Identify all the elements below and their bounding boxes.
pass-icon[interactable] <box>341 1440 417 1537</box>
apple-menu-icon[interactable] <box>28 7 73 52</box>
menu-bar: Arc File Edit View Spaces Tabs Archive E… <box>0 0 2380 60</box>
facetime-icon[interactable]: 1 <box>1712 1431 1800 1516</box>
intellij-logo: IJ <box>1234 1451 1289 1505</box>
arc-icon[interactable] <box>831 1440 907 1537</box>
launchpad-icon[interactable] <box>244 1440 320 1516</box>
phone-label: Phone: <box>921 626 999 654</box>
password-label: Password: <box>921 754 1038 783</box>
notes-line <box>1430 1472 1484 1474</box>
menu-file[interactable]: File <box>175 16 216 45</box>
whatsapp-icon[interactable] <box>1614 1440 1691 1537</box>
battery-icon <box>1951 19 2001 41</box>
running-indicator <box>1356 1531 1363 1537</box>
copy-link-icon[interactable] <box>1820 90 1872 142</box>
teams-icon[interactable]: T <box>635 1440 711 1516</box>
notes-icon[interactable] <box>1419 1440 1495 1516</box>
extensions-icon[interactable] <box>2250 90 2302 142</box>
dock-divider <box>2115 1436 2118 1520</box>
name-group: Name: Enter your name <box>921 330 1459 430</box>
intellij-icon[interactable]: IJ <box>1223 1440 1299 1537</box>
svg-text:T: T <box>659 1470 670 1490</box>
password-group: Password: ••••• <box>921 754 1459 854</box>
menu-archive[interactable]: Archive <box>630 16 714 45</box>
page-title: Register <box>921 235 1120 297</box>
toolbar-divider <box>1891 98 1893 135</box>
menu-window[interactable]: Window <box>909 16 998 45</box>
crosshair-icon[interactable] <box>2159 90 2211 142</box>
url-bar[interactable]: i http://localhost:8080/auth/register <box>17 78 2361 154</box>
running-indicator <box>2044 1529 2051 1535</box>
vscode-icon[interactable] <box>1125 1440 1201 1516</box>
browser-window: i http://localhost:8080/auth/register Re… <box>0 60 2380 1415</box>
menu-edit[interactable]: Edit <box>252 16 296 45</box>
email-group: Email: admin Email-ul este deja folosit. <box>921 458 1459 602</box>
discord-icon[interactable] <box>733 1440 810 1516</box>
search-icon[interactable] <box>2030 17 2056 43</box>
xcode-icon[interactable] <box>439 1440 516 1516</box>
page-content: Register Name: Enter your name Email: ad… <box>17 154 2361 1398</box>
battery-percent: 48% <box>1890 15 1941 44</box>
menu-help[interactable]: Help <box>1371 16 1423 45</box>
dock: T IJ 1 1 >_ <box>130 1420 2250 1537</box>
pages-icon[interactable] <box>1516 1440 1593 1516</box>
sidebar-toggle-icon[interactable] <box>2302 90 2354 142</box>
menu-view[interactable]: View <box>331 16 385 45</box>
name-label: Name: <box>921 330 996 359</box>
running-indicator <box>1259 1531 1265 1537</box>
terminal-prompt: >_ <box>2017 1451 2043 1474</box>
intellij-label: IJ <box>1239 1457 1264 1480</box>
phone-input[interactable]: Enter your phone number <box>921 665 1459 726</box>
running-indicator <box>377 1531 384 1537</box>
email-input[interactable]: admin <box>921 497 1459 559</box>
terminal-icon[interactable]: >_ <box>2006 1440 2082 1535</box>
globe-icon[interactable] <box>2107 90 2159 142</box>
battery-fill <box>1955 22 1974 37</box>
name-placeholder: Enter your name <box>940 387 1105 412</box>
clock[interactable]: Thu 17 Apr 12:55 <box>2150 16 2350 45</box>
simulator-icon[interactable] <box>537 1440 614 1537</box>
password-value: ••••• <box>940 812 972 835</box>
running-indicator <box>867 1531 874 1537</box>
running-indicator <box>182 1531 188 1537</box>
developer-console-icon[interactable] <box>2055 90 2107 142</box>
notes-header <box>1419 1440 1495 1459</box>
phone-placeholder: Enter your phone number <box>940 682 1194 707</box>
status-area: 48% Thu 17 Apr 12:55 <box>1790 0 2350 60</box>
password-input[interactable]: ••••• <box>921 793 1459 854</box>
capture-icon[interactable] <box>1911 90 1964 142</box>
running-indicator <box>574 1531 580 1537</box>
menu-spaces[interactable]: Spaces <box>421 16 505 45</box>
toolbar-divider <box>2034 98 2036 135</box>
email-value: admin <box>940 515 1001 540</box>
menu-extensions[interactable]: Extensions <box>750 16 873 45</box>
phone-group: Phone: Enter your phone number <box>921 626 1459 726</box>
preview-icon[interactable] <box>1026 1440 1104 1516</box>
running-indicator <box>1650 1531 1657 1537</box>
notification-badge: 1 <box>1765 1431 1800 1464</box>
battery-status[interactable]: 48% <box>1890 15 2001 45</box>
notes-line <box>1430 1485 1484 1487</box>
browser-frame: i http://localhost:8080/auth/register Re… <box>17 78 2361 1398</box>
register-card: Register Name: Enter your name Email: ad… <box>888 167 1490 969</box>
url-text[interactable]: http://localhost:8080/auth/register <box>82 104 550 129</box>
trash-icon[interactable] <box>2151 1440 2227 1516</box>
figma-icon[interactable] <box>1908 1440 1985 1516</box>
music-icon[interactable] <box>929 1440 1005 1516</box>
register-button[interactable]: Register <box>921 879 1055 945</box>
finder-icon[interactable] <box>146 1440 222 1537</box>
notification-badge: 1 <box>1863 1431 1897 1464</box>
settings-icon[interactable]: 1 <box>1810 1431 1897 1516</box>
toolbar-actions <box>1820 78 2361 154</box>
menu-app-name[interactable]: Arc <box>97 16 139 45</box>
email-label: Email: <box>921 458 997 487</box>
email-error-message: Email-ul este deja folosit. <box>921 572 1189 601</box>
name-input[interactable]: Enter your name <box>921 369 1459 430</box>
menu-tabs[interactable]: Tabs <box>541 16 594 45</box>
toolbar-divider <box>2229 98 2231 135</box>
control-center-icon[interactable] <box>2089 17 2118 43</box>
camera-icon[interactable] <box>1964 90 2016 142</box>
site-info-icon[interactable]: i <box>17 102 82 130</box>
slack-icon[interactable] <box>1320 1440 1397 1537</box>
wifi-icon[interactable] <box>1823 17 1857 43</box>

————

Copy every line of the entries above word for word.

Identify all the elements below and their bounding boxes.
pass-icon[interactable] <box>341 1440 417 1537</box>
apple-menu-icon[interactable] <box>28 7 73 52</box>
menu-bar: Arc File Edit View Spaces Tabs Archive E… <box>0 0 2380 60</box>
facetime-icon[interactable]: 1 <box>1712 1431 1800 1516</box>
intellij-logo: IJ <box>1234 1451 1289 1505</box>
arc-icon[interactable] <box>831 1440 907 1537</box>
launchpad-icon[interactable] <box>244 1440 320 1516</box>
phone-label: Phone: <box>921 626 999 654</box>
password-label: Password: <box>921 754 1038 783</box>
notes-line <box>1430 1472 1484 1474</box>
menu-file[interactable]: File <box>175 16 216 45</box>
whatsapp-icon[interactable] <box>1614 1440 1691 1537</box>
battery-icon <box>1951 19 2001 41</box>
running-indicator <box>1356 1531 1363 1537</box>
copy-link-icon[interactable] <box>1820 90 1872 142</box>
teams-icon[interactable]: T <box>635 1440 711 1516</box>
notes-icon[interactable] <box>1419 1440 1495 1516</box>
extensions-icon[interactable] <box>2250 90 2302 142</box>
dock-divider <box>2115 1436 2118 1520</box>
name-group: Name: Enter your name <box>921 330 1459 430</box>
intellij-icon[interactable]: IJ <box>1223 1440 1299 1537</box>
svg-text:T: T <box>659 1470 670 1490</box>
password-group: Password: ••••• <box>921 754 1459 854</box>
menu-archive[interactable]: Archive <box>630 16 714 45</box>
page-title: Register <box>921 235 1120 297</box>
toolbar-divider <box>1891 98 1893 135</box>
menu-window[interactable]: Window <box>909 16 998 45</box>
crosshair-icon[interactable] <box>2159 90 2211 142</box>
url-bar[interactable]: i http://localhost:8080/auth/register <box>17 78 2361 154</box>
running-indicator <box>2044 1529 2051 1535</box>
vscode-icon[interactable] <box>1125 1440 1201 1516</box>
browser-window: i http://localhost:8080/auth/register Re… <box>0 60 2380 1415</box>
menu-edit[interactable]: Edit <box>252 16 296 45</box>
email-group: Email: admin Email-ul este deja folosit. <box>921 458 1459 602</box>
discord-icon[interactable] <box>733 1440 810 1516</box>
search-icon[interactable] <box>2030 17 2056 43</box>
xcode-icon[interactable] <box>439 1440 516 1516</box>
page-content: Register Name: Enter your name Email: ad… <box>17 154 2361 1398</box>
battery-percent: 48% <box>1890 15 1941 44</box>
menu-help[interactable]: Help <box>1371 16 1423 45</box>
dock: T IJ 1 1 >_ <box>130 1420 2250 1537</box>
pages-icon[interactable] <box>1516 1440 1593 1516</box>
sidebar-toggle-icon[interactable] <box>2302 90 2354 142</box>
menu-view[interactable]: View <box>331 16 385 45</box>
name-label: Name: <box>921 330 996 359</box>
running-indicator <box>1259 1531 1265 1537</box>
terminal-prompt: >_ <box>2017 1451 2043 1474</box>
intellij-label: IJ <box>1239 1457 1264 1480</box>
phone-input[interactable]: Enter your phone number <box>921 665 1459 726</box>
running-indicator <box>377 1531 384 1537</box>
email-input[interactable]: admin <box>921 497 1459 559</box>
terminal-icon[interactable]: >_ <box>2006 1440 2082 1535</box>
globe-icon[interactable] <box>2107 90 2159 142</box>
battery-fill <box>1955 22 1974 37</box>
name-placeholder: Enter your name <box>940 387 1105 412</box>
clock[interactable]: Thu 17 Apr 12:55 <box>2150 16 2350 45</box>
simulator-icon[interactable] <box>537 1440 614 1537</box>
password-value: ••••• <box>940 812 972 835</box>
running-indicator <box>867 1531 874 1537</box>
running-indicator <box>182 1531 188 1537</box>
developer-console-icon[interactable] <box>2055 90 2107 142</box>
notes-header <box>1419 1440 1495 1459</box>
phone-placeholder: Enter your phone number <box>940 682 1194 707</box>
status-area: 48% Thu 17 Apr 12:55 <box>1790 0 2350 60</box>
password-input[interactable]: ••••• <box>921 793 1459 854</box>
capture-icon[interactable] <box>1911 90 1964 142</box>
running-indicator <box>574 1531 580 1537</box>
menu-spaces[interactable]: Spaces <box>421 16 505 45</box>
toolbar-divider <box>2034 98 2036 135</box>
email-value: admin <box>940 515 1001 540</box>
menu-extensions[interactable]: Extensions <box>750 16 873 45</box>
phone-group: Phone: Enter your phone number <box>921 626 1459 726</box>
preview-icon[interactable] <box>1026 1440 1104 1516</box>
running-indicator <box>1650 1531 1657 1537</box>
notification-badge: 1 <box>1765 1431 1800 1464</box>
battery-status[interactable]: 48% <box>1890 15 2001 45</box>
notes-line <box>1430 1485 1484 1487</box>
browser-frame: i http://localhost:8080/auth/register Re… <box>17 78 2361 1398</box>
register-card: Register Name: Enter your name Email: ad… <box>888 167 1490 969</box>
url-text[interactable]: http://localhost:8080/auth/register <box>82 104 550 129</box>
trash-icon[interactable] <box>2151 1440 2227 1516</box>
figma-icon[interactable] <box>1908 1440 1985 1516</box>
music-icon[interactable] <box>929 1440 1005 1516</box>
register-button[interactable]: Register <box>921 879 1055 945</box>
finder-icon[interactable] <box>146 1440 222 1537</box>
notification-badge: 1 <box>1863 1431 1897 1464</box>
settings-icon[interactable]: 1 <box>1810 1431 1897 1516</box>
toolbar-actions <box>1820 78 2361 154</box>
menu-app-name[interactable]: Arc <box>97 16 139 45</box>
email-label: Email: <box>921 458 997 487</box>
email-error-message: Email-ul este deja folosit. <box>921 572 1189 601</box>
name-input[interactable]: Enter your name <box>921 369 1459 430</box>
menu-tabs[interactable]: Tabs <box>541 16 594 45</box>
toolbar-divider <box>2229 98 2231 135</box>
control-center-icon[interactable] <box>2089 17 2118 43</box>
camera-icon[interactable] <box>1964 90 2016 142</box>
site-info-icon[interactable]: i <box>17 102 82 130</box>
slack-icon[interactable] <box>1320 1440 1397 1537</box>
wifi-icon[interactable] <box>1823 17 1857 43</box>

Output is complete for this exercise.